*** Input rows

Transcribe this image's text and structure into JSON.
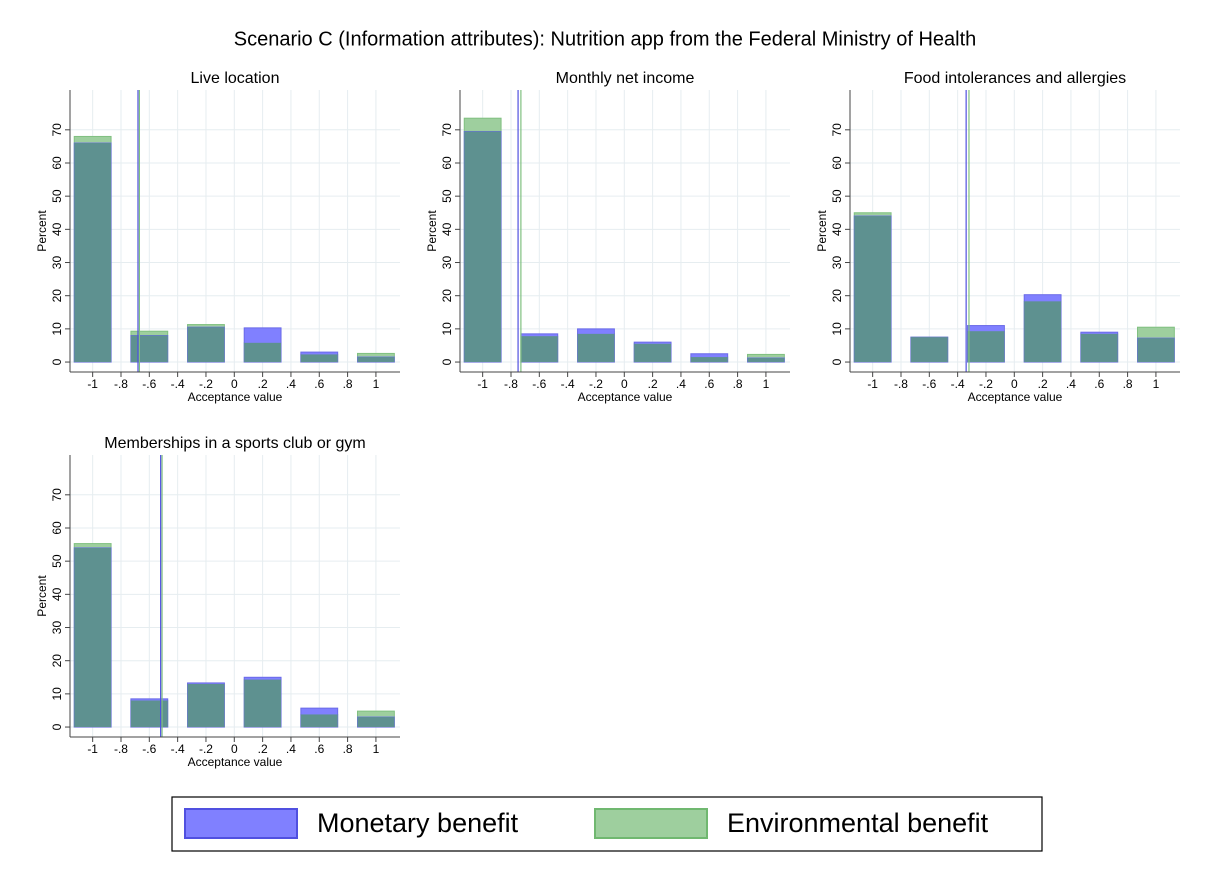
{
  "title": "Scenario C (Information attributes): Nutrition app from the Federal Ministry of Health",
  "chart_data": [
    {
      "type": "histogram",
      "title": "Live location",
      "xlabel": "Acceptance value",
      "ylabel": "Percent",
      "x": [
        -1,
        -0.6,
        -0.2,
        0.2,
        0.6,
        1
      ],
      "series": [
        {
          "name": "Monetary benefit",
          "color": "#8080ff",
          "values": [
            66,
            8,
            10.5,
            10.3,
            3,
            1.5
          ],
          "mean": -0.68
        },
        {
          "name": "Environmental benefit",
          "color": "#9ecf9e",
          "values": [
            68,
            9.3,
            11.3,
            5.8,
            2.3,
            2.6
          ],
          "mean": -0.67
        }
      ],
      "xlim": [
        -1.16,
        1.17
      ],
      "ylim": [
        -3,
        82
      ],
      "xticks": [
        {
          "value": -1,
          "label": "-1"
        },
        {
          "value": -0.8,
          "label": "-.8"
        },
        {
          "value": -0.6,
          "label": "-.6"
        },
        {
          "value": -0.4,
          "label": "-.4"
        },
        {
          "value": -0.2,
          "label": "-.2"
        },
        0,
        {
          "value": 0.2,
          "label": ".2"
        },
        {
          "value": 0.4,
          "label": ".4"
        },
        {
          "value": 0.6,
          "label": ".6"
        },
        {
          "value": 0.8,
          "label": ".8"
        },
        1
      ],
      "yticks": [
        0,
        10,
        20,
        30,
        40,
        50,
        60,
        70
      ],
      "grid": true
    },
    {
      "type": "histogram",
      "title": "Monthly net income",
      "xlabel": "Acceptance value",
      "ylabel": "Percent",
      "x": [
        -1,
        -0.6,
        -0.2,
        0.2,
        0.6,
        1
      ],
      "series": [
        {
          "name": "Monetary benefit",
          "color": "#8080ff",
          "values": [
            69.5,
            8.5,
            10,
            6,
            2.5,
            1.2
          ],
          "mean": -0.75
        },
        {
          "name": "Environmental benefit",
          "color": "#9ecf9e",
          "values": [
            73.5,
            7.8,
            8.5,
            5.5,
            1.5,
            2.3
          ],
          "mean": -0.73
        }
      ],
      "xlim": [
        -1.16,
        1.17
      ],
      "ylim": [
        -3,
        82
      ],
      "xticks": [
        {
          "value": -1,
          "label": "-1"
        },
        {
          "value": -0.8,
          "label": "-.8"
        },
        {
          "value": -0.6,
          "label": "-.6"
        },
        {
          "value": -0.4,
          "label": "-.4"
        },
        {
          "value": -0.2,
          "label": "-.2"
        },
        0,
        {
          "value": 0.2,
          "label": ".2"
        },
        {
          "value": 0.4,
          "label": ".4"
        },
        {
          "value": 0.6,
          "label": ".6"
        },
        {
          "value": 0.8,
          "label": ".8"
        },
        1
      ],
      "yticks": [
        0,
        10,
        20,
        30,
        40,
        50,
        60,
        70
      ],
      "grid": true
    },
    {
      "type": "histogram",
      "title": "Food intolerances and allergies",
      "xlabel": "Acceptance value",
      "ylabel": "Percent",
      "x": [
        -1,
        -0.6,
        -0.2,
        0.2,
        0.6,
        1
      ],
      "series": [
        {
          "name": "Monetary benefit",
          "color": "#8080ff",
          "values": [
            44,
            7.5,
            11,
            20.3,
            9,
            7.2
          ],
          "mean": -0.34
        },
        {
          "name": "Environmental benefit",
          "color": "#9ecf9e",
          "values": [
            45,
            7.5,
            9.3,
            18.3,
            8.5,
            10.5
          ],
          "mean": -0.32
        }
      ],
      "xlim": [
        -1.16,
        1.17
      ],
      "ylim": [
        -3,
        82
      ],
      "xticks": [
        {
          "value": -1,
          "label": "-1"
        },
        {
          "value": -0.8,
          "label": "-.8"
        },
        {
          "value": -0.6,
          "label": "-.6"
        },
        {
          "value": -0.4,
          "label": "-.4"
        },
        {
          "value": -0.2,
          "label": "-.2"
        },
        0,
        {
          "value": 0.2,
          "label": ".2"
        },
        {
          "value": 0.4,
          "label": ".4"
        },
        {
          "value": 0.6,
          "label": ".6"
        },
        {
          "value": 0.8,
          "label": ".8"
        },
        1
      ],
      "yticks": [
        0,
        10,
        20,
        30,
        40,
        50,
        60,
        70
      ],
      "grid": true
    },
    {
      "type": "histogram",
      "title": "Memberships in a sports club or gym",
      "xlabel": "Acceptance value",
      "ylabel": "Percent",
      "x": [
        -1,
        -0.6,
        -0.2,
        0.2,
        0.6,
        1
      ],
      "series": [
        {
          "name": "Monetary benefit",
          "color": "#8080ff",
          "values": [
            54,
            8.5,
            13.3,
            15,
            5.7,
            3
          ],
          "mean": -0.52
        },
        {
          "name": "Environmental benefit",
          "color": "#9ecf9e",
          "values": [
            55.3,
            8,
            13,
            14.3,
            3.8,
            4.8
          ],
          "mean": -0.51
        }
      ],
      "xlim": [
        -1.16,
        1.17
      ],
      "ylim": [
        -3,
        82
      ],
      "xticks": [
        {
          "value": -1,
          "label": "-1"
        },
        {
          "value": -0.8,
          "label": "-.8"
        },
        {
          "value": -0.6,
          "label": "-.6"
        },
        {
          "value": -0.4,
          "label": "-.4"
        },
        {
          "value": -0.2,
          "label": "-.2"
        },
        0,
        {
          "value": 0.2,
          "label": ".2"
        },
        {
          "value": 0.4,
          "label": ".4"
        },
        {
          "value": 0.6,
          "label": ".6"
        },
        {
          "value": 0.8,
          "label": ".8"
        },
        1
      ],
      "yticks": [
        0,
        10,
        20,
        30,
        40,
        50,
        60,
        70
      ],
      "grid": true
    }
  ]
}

******

What is expected —
Retype everything in the material word for word, minus pictures.

Full answer —
Transcribe this image's text and structure into JSON.
{
  "title": "Scenario C (Information attributes): Nutrition app from the Federal Ministry of Health",
  "chart_data": [
    {
      "type": "histogram",
      "title": "Live location",
      "xlabel": "Acceptance value",
      "ylabel": "Percent",
      "x": [
        -1,
        -0.6,
        -0.2,
        0.2,
        0.6,
        1
      ],
      "series": [
        {
          "name": "Monetary benefit",
          "color": "#8080ff",
          "values": [
            66,
            8,
            10.5,
            10.3,
            3,
            1.5
          ],
          "mean": -0.68
        },
        {
          "name": "Environmental benefit",
          "color": "#9ecf9e",
          "values": [
            68,
            9.3,
            11.3,
            5.8,
            2.3,
            2.6
          ],
          "mean": -0.67
        }
      ],
      "xlim": [
        -1.16,
        1.17
      ],
      "ylim": [
        -3,
        82
      ],
      "xticks": [
        {
          "value": -1,
          "label": "-1"
        },
        {
          "value": -0.8,
          "label": "-.8"
        },
        {
          "value": -0.6,
          "label": "-.6"
        },
        {
          "value": -0.4,
          "label": "-.4"
        },
        {
          "value": -0.2,
          "label": "-.2"
        },
        0,
        {
          "value": 0.2,
          "label": ".2"
        },
        {
          "value": 0.4,
          "label": ".4"
        },
        {
          "value": 0.6,
          "label": ".6"
        },
        {
          "value": 0.8,
          "label": ".8"
        },
        1
      ],
      "yticks": [
        0,
        10,
        20,
        30,
        40,
        50,
        60,
        70
      ],
      "grid": true
    },
    {
      "type": "histogram",
      "title": "Monthly net income",
      "xlabel": "Acceptance value",
      "ylabel": "Percent",
      "x": [
        -1,
        -0.6,
        -0.2,
        0.2,
        0.6,
        1
      ],
      "series": [
        {
          "name": "Monetary benefit",
          "color": "#8080ff",
          "values": [
            69.5,
            8.5,
            10,
            6,
            2.5,
            1.2
          ],
          "mean": -0.75
        },
        {
          "name": "Environmental benefit",
          "color": "#9ecf9e",
          "values": [
            73.5,
            7.8,
            8.5,
            5.5,
            1.5,
            2.3
          ],
          "mean": -0.73
        }
      ],
      "xlim": [
        -1.16,
        1.17
      ],
      "ylim": [
        -3,
        82
      ],
      "xticks": [
        {
          "value": -1,
          "label": "-1"
        },
        {
          "value": -0.8,
          "label": "-.8"
        },
        {
          "value": -0.6,
          "label": "-.6"
        },
        {
          "value": -0.4,
          "label": "-.4"
        },
        {
          "value": -0.2,
          "label": "-.2"
        },
        0,
        {
          "value": 0.2,
          "label": ".2"
        },
        {
          "value": 0.4,
          "label": ".4"
        },
        {
          "value": 0.6,
          "label": ".6"
        },
        {
          "value": 0.8,
          "label": ".8"
        },
        1
      ],
      "yticks": [
        0,
        10,
        20,
        30,
        40,
        50,
        60,
        70
      ],
      "grid": true
    },
    {
      "type": "histogram",
      "title": "Food intolerances and allergies",
      "xlabel": "Acceptance value",
      "ylabel": "Percent",
      "x": [
        -1,
        -0.6,
        -0.2,
        0.2,
        0.6,
        1
      ],
      "series": [
        {
          "name": "Monetary benefit",
          "color": "#8080ff",
          "values": [
            44,
            7.5,
            11,
            20.3,
            9,
            7.2
          ],
          "mean": -0.34
        },
        {
          "name": "Environmental benefit",
          "color": "#9ecf9e",
          "values": [
            45,
            7.5,
            9.3,
            18.3,
            8.5,
            10.5
          ],
          "mean": -0.32
        }
      ],
      "xlim": [
        -1.16,
        1.17
      ],
      "ylim": [
        -3,
        82
      ],
      "xticks": [
        {
          "value": -1,
          "label": "-1"
        },
        {
          "value": -0.8,
          "label": "-.8"
        },
        {
          "value": -0.6,
          "label": "-.6"
        },
        {
          "value": -0.4,
          "label": "-.4"
        },
        {
          "value": -0.2,
          "label": "-.2"
        },
        0,
        {
          "value": 0.2,
          "label": ".2"
        },
        {
          "value": 0.4,
          "label": ".4"
        },
        {
          "value": 0.6,
          "label": ".6"
        },
        {
          "value": 0.8,
          "label": ".8"
        },
        1
      ],
      "yticks": [
        0,
        10,
        20,
        30,
        40,
        50,
        60,
        70
      ],
      "grid": true
    },
    {
      "type": "histogram",
      "title": "Memberships in a sports club or gym",
      "xlabel": "Acceptance value",
      "ylabel": "Percent",
      "x": [
        -1,
        -0.6,
        -0.2,
        0.2,
        0.6,
        1
      ],
      "series": [
        {
          "name": "Monetary benefit",
          "color": "#8080ff",
          "values": [
            54,
            8.5,
            13.3,
            15,
            5.7,
            3
          ],
          "mean": -0.52
        },
        {
          "name": "Environmental benefit",
          "color": "#9ecf9e",
          "values": [
            55.3,
            8,
            13,
            14.3,
            3.8,
            4.8
          ],
          "mean": -0.51
        }
      ],
      "xlim": [
        -1.16,
        1.17
      ],
      "ylim": [
        -3,
        82
      ],
      "xticks": [
        {
          "value": -1,
          "label": "-1"
        },
        {
          "value": -0.8,
          "label": "-.8"
        },
        {
          "value": -0.6,
          "label": "-.6"
        },
        {
          "value": -0.4,
          "label": "-.4"
        },
        {
          "value": -0.2,
          "label": "-.2"
        },
        0,
        {
          "value": 0.2,
          "label": ".2"
        },
        {
          "value": 0.4,
          "label": ".4"
        },
        {
          "value": 0.6,
          "label": ".6"
        },
        {
          "value": 0.8,
          "label": ".8"
        },
        1
      ],
      "yticks": [
        0,
        10,
        20,
        30,
        40,
        50,
        60,
        70
      ],
      "grid": true
    }
  ]
}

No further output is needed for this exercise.